• Excerpts from a figure dataset:
►
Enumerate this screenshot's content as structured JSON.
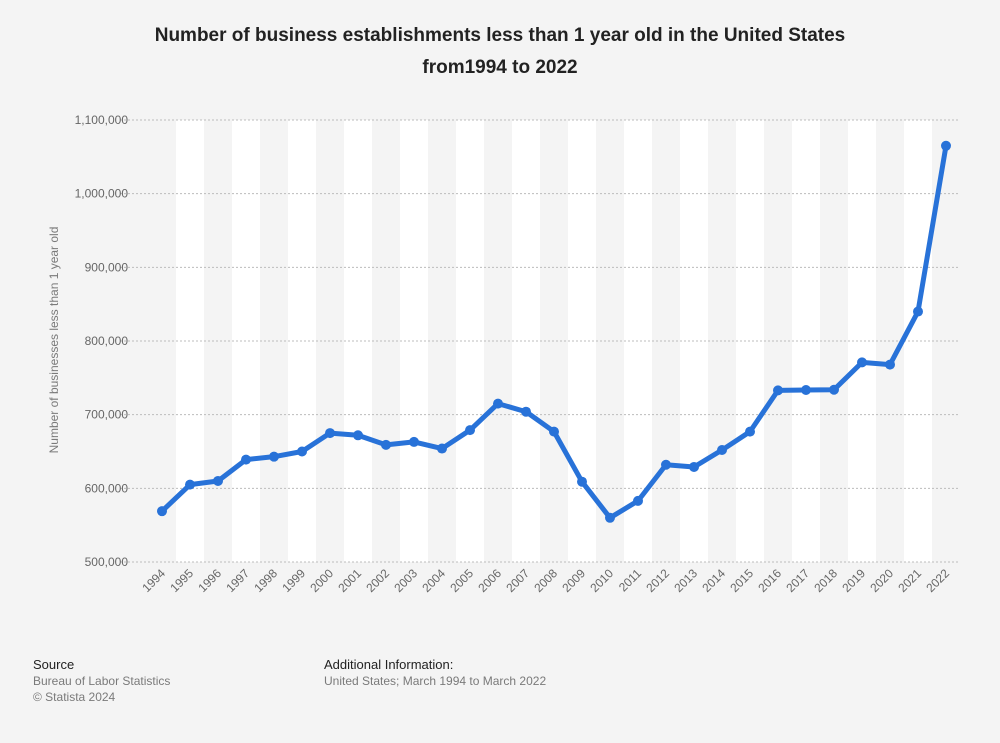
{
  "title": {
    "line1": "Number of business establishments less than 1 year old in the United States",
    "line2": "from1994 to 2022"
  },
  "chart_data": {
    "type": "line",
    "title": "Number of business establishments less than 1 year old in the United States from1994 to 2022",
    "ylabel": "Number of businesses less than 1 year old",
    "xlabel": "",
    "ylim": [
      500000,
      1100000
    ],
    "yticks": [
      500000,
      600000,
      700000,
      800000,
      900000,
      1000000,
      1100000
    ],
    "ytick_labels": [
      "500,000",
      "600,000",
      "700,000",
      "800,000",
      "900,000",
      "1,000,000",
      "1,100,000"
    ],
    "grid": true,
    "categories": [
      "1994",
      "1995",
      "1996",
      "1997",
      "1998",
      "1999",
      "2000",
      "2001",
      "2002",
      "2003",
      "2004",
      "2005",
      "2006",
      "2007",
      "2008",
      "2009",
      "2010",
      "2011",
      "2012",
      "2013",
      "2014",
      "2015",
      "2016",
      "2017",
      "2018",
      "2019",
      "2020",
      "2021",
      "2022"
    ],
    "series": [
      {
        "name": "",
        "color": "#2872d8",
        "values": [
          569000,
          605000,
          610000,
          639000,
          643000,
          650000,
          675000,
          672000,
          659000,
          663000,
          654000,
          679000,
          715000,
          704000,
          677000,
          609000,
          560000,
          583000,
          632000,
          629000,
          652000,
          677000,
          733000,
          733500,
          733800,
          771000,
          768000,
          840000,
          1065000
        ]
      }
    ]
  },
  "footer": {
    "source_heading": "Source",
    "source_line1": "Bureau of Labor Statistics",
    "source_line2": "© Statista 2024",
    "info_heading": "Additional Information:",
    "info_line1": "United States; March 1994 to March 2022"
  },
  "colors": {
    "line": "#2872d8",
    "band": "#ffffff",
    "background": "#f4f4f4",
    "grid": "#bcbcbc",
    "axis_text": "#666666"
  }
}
◄
►
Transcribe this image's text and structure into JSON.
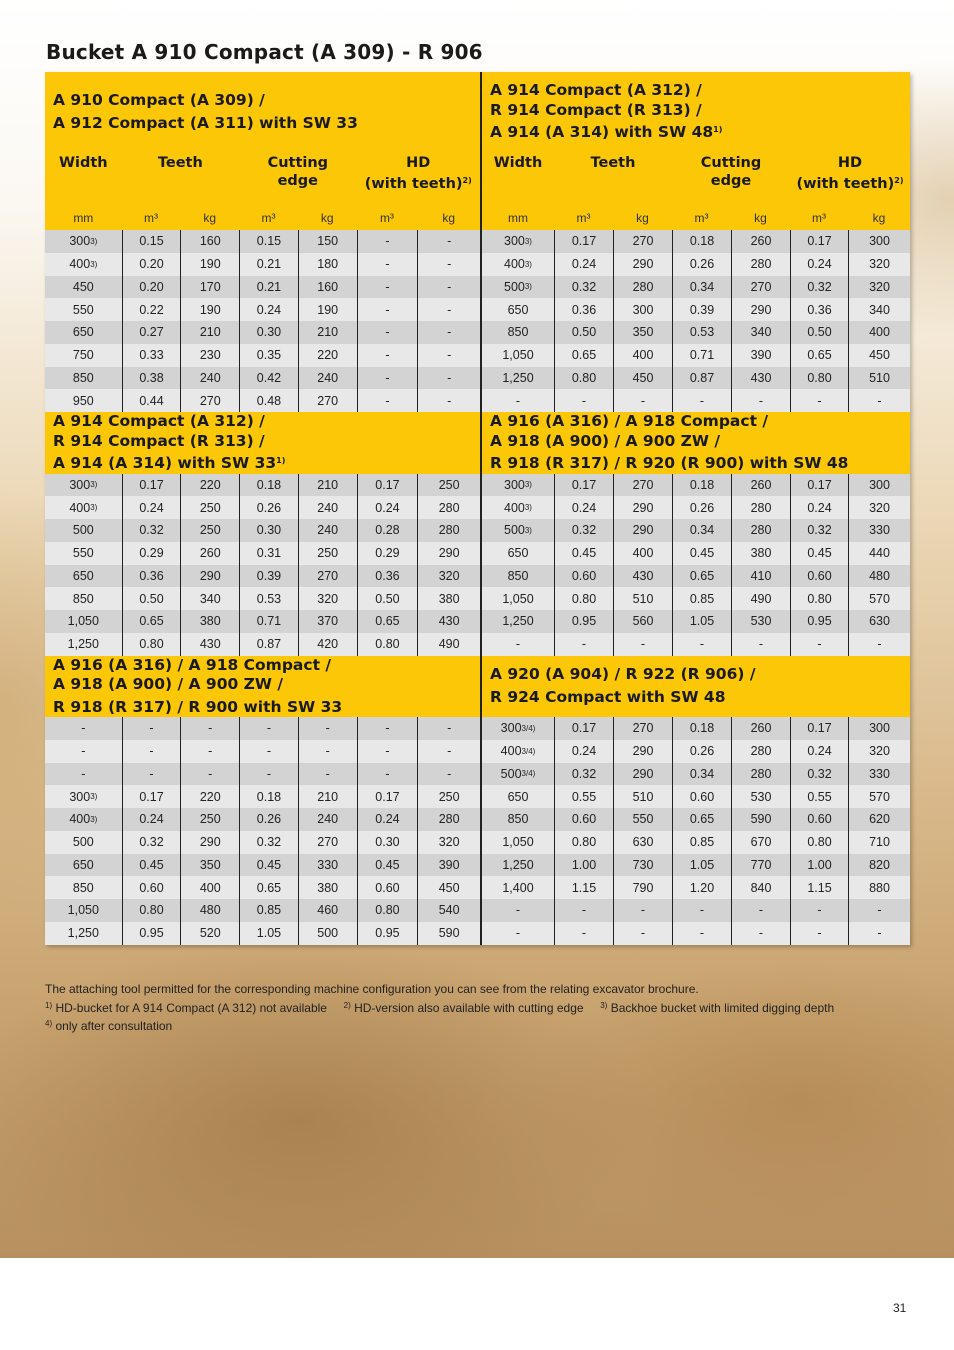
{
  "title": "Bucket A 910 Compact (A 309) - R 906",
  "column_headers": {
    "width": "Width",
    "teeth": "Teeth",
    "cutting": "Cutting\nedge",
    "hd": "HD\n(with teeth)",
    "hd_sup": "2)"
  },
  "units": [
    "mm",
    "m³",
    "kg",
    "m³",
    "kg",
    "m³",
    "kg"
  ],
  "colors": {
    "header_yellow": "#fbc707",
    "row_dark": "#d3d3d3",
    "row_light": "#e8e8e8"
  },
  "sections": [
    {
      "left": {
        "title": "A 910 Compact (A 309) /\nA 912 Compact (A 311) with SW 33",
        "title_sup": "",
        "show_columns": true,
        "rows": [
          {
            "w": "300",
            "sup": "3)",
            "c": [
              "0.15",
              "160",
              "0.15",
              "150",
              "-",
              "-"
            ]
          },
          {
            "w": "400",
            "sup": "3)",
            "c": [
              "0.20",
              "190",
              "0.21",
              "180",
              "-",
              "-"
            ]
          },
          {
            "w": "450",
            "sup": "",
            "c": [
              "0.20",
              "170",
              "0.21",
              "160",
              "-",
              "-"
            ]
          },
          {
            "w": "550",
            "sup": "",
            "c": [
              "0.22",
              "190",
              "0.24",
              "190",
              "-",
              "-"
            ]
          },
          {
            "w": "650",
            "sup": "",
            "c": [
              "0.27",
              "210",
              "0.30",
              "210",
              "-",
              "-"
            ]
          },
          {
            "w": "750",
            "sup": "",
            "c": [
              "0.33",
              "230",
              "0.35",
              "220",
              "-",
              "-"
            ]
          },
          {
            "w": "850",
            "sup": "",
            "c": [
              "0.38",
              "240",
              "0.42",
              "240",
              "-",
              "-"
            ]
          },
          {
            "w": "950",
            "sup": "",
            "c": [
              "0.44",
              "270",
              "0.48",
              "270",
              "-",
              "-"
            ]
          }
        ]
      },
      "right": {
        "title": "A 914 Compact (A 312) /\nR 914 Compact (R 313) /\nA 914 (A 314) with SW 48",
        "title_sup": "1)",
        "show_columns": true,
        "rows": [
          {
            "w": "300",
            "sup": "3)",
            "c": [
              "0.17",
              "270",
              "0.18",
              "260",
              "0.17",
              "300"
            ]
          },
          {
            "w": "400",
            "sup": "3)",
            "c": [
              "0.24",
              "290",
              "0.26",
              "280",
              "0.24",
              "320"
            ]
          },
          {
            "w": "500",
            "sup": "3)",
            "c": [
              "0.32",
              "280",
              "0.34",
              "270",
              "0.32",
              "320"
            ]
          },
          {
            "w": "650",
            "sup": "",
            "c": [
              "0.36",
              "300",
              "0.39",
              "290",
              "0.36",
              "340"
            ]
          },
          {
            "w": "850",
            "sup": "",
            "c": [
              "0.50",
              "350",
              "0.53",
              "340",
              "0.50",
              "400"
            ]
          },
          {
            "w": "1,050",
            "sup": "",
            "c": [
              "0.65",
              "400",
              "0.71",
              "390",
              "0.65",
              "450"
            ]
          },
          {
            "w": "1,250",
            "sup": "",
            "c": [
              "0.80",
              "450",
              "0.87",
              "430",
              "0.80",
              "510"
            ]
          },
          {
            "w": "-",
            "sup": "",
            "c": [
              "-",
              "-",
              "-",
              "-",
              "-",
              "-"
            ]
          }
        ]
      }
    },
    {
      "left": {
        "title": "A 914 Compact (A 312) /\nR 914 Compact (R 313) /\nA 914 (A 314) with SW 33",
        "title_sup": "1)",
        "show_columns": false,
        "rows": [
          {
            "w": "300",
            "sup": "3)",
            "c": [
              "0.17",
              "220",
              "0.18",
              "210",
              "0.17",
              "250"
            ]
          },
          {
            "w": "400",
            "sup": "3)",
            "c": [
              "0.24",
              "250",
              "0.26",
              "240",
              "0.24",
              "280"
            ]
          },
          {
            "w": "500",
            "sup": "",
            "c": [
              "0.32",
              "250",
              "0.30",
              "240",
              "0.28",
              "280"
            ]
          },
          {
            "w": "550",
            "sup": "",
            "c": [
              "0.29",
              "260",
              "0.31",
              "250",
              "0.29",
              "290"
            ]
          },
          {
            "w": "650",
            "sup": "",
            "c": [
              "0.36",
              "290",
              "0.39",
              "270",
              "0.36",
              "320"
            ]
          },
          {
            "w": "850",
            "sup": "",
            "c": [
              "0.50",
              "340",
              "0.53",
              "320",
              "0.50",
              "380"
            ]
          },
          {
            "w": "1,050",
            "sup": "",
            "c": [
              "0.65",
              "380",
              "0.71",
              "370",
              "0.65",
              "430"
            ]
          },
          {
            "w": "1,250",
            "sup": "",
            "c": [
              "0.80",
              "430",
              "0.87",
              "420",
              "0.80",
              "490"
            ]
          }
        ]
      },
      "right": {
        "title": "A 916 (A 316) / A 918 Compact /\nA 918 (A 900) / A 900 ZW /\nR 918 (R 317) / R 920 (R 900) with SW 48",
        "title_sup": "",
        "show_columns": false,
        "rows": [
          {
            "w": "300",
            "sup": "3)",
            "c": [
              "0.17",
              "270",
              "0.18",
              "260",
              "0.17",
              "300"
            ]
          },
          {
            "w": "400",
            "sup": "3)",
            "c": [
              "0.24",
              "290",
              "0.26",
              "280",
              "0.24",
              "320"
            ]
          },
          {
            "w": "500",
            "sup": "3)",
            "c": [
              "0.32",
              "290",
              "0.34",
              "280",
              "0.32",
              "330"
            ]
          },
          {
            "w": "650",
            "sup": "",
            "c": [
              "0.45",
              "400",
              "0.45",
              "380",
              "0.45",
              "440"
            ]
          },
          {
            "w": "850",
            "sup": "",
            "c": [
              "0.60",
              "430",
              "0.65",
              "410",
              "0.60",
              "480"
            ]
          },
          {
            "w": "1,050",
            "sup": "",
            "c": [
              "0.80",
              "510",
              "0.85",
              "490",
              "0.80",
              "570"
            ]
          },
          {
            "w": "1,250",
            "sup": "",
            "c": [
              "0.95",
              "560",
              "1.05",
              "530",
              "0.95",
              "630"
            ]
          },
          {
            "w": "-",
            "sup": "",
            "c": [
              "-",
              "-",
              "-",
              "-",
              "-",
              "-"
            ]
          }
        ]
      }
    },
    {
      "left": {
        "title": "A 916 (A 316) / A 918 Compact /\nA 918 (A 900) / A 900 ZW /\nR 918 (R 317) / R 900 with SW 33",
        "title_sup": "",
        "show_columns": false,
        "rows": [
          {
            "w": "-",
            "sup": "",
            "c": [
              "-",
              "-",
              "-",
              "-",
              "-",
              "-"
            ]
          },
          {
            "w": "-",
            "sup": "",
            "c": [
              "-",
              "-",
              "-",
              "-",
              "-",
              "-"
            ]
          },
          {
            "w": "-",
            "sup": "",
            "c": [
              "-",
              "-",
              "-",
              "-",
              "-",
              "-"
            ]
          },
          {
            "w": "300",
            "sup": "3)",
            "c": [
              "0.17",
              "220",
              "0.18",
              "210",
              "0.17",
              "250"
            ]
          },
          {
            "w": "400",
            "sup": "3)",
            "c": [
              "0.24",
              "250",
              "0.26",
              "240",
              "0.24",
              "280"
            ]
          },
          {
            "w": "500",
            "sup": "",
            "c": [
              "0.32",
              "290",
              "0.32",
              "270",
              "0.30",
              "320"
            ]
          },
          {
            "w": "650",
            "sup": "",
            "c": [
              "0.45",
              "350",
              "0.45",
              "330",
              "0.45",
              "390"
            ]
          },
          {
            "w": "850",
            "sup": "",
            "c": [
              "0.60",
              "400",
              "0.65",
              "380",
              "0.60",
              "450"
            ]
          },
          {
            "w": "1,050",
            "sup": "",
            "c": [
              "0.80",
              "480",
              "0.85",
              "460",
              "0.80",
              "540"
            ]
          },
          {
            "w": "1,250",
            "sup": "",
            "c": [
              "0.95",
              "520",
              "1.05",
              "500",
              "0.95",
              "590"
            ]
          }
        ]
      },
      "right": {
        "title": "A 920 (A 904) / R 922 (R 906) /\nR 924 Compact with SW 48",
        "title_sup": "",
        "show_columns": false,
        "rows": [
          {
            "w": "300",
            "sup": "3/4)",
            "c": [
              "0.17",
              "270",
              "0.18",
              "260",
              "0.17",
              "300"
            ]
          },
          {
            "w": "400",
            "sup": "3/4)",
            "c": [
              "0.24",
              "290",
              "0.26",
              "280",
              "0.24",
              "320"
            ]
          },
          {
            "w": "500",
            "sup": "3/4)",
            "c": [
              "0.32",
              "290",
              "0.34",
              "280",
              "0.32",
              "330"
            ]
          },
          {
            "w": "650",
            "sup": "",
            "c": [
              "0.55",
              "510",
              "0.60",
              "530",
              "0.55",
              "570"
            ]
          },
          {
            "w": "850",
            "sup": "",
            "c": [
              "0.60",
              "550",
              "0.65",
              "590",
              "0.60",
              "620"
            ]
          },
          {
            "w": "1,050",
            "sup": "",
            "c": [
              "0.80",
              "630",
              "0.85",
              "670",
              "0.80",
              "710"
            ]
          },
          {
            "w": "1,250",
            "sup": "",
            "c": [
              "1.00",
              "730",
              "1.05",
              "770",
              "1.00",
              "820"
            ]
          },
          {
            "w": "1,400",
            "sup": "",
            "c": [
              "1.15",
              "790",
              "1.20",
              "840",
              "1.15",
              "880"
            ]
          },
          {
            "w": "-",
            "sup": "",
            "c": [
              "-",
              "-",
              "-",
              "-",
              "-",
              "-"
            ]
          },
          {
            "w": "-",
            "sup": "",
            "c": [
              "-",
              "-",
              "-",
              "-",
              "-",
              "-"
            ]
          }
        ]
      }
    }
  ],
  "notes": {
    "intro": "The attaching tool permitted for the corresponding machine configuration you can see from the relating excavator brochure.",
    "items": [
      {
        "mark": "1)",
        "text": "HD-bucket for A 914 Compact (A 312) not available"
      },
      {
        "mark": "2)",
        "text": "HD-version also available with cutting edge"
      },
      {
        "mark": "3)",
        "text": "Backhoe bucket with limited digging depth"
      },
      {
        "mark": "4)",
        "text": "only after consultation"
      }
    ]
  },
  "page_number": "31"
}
◄
• Brief:
List every line above that contains the word "less".

• Task answer:
    "line1": "Number of business establishments less than 1 year old in the United States",
    "title": "Number of business establishments less than 1 year old in the United States from1994 to 2022",
    "ylabel": "Number of businesses less than 1 year old",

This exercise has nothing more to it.